▶ Work instructions: Without the pictures, set down every line of the data exactly.

— start Listed records —

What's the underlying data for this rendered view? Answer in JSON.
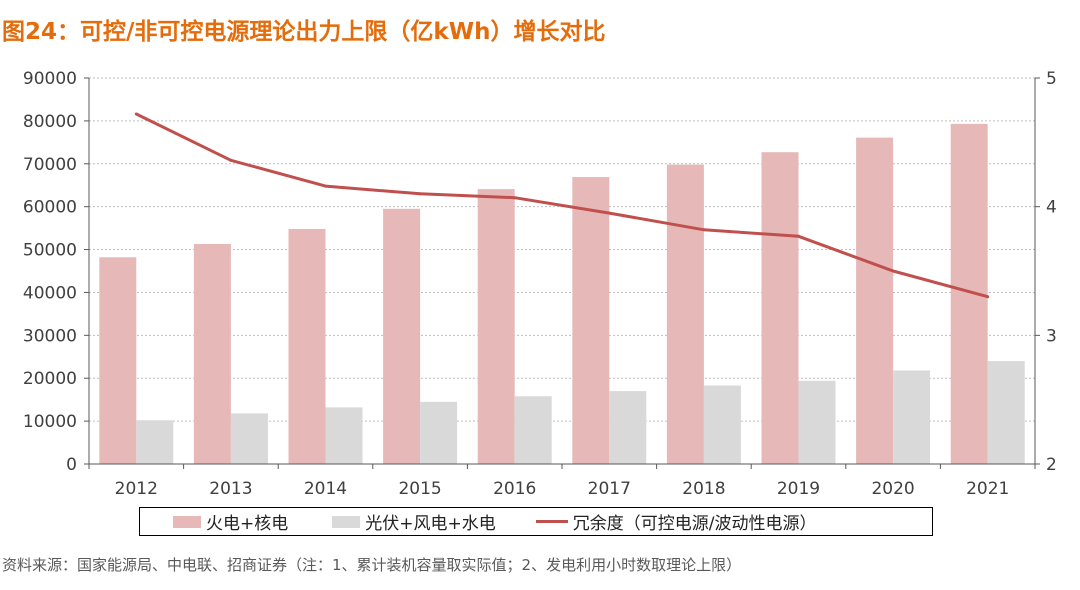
{
  "title": "图24：可控/非可控电源理论出力上限（亿kWh）增长对比",
  "source": "资料来源：国家能源局、中电联、招商证券（注：1、累计装机容量取实际值；2、发电利用小时数取理论上限）",
  "colors": {
    "title": "#E46C0A",
    "series1": "#E6B9B8",
    "series2": "#D9D9D9",
    "line": "#C0504D"
  },
  "chart_data": {
    "type": "bar",
    "categories": [
      "2012",
      "2013",
      "2014",
      "2015",
      "2016",
      "2017",
      "2018",
      "2019",
      "2020",
      "2021"
    ],
    "series": [
      {
        "name": "火电+核电",
        "type": "bar",
        "axis": "left",
        "values": [
          48200,
          51300,
          54800,
          59500,
          64100,
          66900,
          69800,
          72700,
          76100,
          79300
        ]
      },
      {
        "name": "光伏+风电+水电",
        "type": "bar",
        "axis": "left",
        "values": [
          10200,
          11800,
          13200,
          14500,
          15800,
          17000,
          18300,
          19400,
          21800,
          24000
        ]
      },
      {
        "name": "冗余度（可控电源/波动性电源）",
        "type": "line",
        "axis": "right",
        "values": [
          4.72,
          4.36,
          4.16,
          4.1,
          4.07,
          3.95,
          3.82,
          3.77,
          3.5,
          3.3
        ]
      }
    ],
    "y_left": {
      "lim": [
        0,
        90000
      ],
      "ticks": [
        "0",
        "10000",
        "20000",
        "30000",
        "40000",
        "50000",
        "60000",
        "70000",
        "80000",
        "90000"
      ]
    },
    "y_right": {
      "lim": [
        2,
        5
      ],
      "ticks": [
        "2",
        "3",
        "4",
        "5"
      ]
    },
    "grid": true,
    "legend_position": "bottom"
  }
}
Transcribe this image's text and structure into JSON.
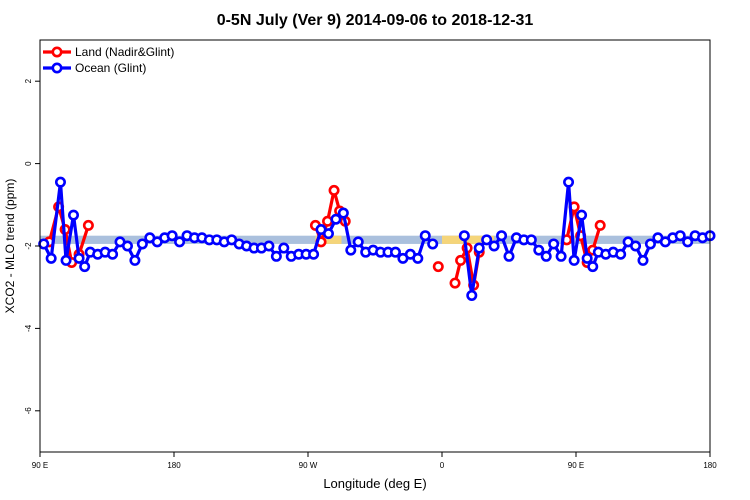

— end Listed records —

▶ Solution:
What's the underlying data for this rendered view? Answer in JSON.
{
  "title": "图24：可控/非可控电源理论出力上限（亿kWh）增长对比",
  "source": "资料来源：国家能源局、中电联、招商证券（注：1、累计装机容量取实际值；2、发电利用小时数取理论上限）",
  "colors": {
    "title": "#E46C0A",
    "series1": "#E6B9B8",
    "series2": "#D9D9D9",
    "line": "#C0504D"
  },
  "chart_data": {
    "type": "bar",
    "categories": [
      "2012",
      "2013",
      "2014",
      "2015",
      "2016",
      "2017",
      "2018",
      "2019",
      "2020",
      "2021"
    ],
    "series": [
      {
        "name": "火电+核电",
        "type": "bar",
        "axis": "left",
        "values": [
          48200,
          51300,
          54800,
          59500,
          64100,
          66900,
          69800,
          72700,
          76100,
          79300
        ]
      },
      {
        "name": "光伏+风电+水电",
        "type": "bar",
        "axis": "left",
        "values": [
          10200,
          11800,
          13200,
          14500,
          15800,
          17000,
          18300,
          19400,
          21800,
          24000
        ]
      },
      {
        "name": "冗余度（可控电源/波动性电源）",
        "type": "line",
        "axis": "right",
        "values": [
          4.72,
          4.36,
          4.16,
          4.1,
          4.07,
          3.95,
          3.82,
          3.77,
          3.5,
          3.3
        ]
      }
    ],
    "y_left": {
      "lim": [
        0,
        90000
      ],
      "ticks": [
        "0",
        "10000",
        "20000",
        "30000",
        "40000",
        "50000",
        "60000",
        "70000",
        "80000",
        "90000"
      ]
    },
    "y_right": {
      "lim": [
        2,
        5
      ],
      "ticks": [
        "2",
        "3",
        "4",
        "5"
      ]
    },
    "grid": true,
    "legend_position": "bottom"
  }
}
Transcribe this image's text and structure into JSON.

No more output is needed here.